Data listing>
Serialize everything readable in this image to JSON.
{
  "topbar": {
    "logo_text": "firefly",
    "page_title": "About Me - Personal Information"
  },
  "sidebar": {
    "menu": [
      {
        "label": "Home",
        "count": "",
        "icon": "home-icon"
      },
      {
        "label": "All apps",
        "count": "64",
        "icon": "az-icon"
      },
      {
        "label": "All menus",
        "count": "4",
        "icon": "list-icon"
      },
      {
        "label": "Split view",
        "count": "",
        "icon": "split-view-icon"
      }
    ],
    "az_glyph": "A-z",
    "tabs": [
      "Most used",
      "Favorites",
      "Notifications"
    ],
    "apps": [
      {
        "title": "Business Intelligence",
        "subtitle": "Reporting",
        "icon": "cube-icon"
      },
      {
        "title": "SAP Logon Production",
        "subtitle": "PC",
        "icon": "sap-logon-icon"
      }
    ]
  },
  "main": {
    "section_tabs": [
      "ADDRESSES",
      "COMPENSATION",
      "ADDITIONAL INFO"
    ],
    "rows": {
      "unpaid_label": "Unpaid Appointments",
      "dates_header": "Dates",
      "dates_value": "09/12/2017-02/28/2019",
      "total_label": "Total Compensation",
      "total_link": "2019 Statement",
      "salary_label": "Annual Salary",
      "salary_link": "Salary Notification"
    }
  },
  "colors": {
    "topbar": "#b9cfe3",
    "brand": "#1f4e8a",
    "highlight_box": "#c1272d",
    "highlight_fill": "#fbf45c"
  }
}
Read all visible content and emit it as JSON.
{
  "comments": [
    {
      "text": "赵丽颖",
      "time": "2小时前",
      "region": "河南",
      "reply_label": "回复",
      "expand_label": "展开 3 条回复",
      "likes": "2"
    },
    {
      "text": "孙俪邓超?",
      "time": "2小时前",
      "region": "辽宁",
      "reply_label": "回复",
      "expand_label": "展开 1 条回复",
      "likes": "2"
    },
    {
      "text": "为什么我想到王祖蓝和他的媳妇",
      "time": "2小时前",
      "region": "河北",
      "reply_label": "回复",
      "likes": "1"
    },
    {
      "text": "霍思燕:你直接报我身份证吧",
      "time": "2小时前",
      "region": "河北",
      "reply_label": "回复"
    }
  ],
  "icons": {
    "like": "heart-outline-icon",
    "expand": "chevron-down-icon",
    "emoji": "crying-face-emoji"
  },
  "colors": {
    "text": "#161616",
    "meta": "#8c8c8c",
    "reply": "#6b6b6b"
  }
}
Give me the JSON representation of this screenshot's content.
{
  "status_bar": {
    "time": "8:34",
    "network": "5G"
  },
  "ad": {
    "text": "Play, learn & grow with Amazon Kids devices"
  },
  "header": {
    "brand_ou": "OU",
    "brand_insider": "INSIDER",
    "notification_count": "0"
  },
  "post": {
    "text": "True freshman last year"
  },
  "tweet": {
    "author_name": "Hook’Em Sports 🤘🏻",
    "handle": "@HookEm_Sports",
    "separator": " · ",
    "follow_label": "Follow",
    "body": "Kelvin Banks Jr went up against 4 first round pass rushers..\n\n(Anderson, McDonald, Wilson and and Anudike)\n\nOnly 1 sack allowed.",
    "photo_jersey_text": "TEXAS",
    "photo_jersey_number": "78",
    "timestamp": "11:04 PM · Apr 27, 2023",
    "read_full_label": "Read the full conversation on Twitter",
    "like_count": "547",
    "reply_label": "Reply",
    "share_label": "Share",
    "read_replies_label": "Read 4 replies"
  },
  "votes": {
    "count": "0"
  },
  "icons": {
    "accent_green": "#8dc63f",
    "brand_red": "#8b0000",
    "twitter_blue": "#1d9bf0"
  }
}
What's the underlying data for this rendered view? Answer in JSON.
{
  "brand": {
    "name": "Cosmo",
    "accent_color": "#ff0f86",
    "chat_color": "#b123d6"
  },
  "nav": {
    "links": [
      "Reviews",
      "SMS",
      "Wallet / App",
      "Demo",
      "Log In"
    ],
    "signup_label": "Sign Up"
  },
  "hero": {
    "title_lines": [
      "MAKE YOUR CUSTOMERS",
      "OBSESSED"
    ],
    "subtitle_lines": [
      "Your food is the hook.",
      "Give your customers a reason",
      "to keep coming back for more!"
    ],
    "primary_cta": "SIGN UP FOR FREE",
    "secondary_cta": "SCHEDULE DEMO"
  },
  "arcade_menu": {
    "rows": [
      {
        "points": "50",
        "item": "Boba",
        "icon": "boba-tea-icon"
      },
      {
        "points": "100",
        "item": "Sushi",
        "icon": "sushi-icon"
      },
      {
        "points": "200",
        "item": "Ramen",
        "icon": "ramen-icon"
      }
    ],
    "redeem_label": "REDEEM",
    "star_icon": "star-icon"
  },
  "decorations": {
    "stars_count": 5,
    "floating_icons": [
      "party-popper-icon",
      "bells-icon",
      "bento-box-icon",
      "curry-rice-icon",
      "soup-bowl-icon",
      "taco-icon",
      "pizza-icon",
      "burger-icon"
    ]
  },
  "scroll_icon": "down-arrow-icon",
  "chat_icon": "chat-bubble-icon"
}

Set exercise>
Reproduce the data in full, exactly as presented.

Exercise answer>
Serialize everything readable in this image to JSON.
{
  "topbar": {
    "logo_text": "firefly",
    "page_title": "About Me - Personal Information"
  },
  "sidebar": {
    "menu": [
      {
        "label": "Home",
        "count": "",
        "icon": "home-icon"
      },
      {
        "label": "All apps",
        "count": "64",
        "icon": "az-icon"
      },
      {
        "label": "All menus",
        "count": "4",
        "icon": "list-icon"
      },
      {
        "label": "Split view",
        "count": "",
        "icon": "split-view-icon"
      }
    ],
    "az_glyph": "A-z",
    "tabs": [
      "Most used",
      "Favorites",
      "Notifications"
    ],
    "apps": [
      {
        "title": "Business Intelligence",
        "subtitle": "Reporting",
        "icon": "cube-icon"
      },
      {
        "title": "SAP Logon Production",
        "subtitle": "PC",
        "icon": "sap-logon-icon"
      }
    ]
  },
  "main": {
    "section_tabs": [
      "ADDRESSES",
      "COMPENSATION",
      "ADDITIONAL INFO"
    ],
    "rows": {
      "unpaid_label": "Unpaid Appointments",
      "dates_header": "Dates",
      "dates_value": "09/12/2017-02/28/2019",
      "total_label": "Total Compensation",
      "total_link": "2019 Statement",
      "salary_label": "Annual Salary",
      "salary_link": "Salary Notification"
    }
  },
  "colors": {
    "topbar": "#b9cfe3",
    "brand": "#1f4e8a",
    "highlight_box": "#c1272d",
    "highlight_fill": "#fbf45c"
  }
}
Read all visible content and emit it as JSON.
{
  "comments": [
    {
      "text": "赵丽颖",
      "time": "2小时前",
      "region": "河南",
      "reply_label": "回复",
      "expand_label": "展开 3 条回复",
      "likes": "2"
    },
    {
      "text": "孙俪邓超?",
      "time": "2小时前",
      "region": "辽宁",
      "reply_label": "回复",
      "expand_label": "展开 1 条回复",
      "likes": "2"
    },
    {
      "text": "为什么我想到王祖蓝和他的媳妇",
      "time": "2小时前",
      "region": "河北",
      "reply_label": "回复",
      "likes": "1"
    },
    {
      "text": "霍思燕:你直接报我身份证吧",
      "time": "2小时前",
      "region": "河北",
      "reply_label": "回复"
    }
  ],
  "icons": {
    "like": "heart-outline-icon",
    "expand": "chevron-down-icon",
    "emoji": "crying-face-emoji"
  },
  "colors": {
    "text": "#161616",
    "meta": "#8c8c8c",
    "reply": "#6b6b6b"
  }
}
Give me the JSON representation of this screenshot's content.
{
  "status_bar": {
    "time": "8:34",
    "network": "5G"
  },
  "ad": {
    "text": "Play, learn & grow with Amazon Kids devices"
  },
  "header": {
    "brand_ou": "OU",
    "brand_insider": "INSIDER",
    "notification_count": "0"
  },
  "post": {
    "text": "True freshman last year"
  },
  "tweet": {
    "author_name": "Hook’Em Sports 🤘🏻",
    "handle": "@HookEm_Sports",
    "separator": " · ",
    "follow_label": "Follow",
    "body": "Kelvin Banks Jr went up against 4 first round pass rushers..\n\n(Anderson, McDonald, Wilson and and Anudike)\n\nOnly 1 sack allowed.",
    "photo_jersey_text": "TEXAS",
    "photo_jersey_number": "78",
    "timestamp": "11:04 PM · Apr 27, 2023",
    "read_full_label": "Read the full conversation on Twitter",
    "like_count": "547",
    "reply_label": "Reply",
    "share_label": "Share",
    "read_replies_label": "Read 4 replies"
  },
  "votes": {
    "count": "0"
  },
  "icons": {
    "accent_green": "#8dc63f",
    "brand_red": "#8b0000",
    "twitter_blue": "#1d9bf0"
  }
}
What's the underlying data for this rendered view? Answer in JSON.
{
  "brand": {
    "name": "Cosmo",
    "accent_color": "#ff0f86",
    "chat_color": "#b123d6"
  },
  "nav": {
    "links": [
      "Reviews",
      "SMS",
      "Wallet / App",
      "Demo",
      "Log In"
    ],
    "signup_label": "Sign Up"
  },
  "hero": {
    "title_lines": [
      "MAKE YOUR CUSTOMERS",
      "OBSESSED"
    ],
    "subtitle_lines": [
      "Your food is the hook.",
      "Give your customers a reason",
      "to keep coming back for more!"
    ],
    "primary_cta": "SIGN UP FOR FREE",
    "secondary_cta": "SCHEDULE DEMO"
  },
  "arcade_menu": {
    "rows": [
      {
        "points": "50",
        "item": "Boba",
        "icon": "boba-tea-icon"
      },
      {
        "points": "100",
        "item": "Sushi",
        "icon": "sushi-icon"
      },
      {
        "points": "200",
        "item": "Ramen",
        "icon": "ramen-icon"
      }
    ],
    "redeem_label": "REDEEM",
    "star_icon": "star-icon"
  },
  "decorations": {
    "stars_count": 5,
    "floating_icons": [
      "party-popper-icon",
      "bells-icon",
      "bento-box-icon",
      "curry-rice-icon",
      "soup-bowl-icon",
      "taco-icon",
      "pizza-icon",
      "burger-icon"
    ]
  },
  "scroll_icon": "down-arrow-icon",
  "chat_icon": "chat-bubble-icon"
}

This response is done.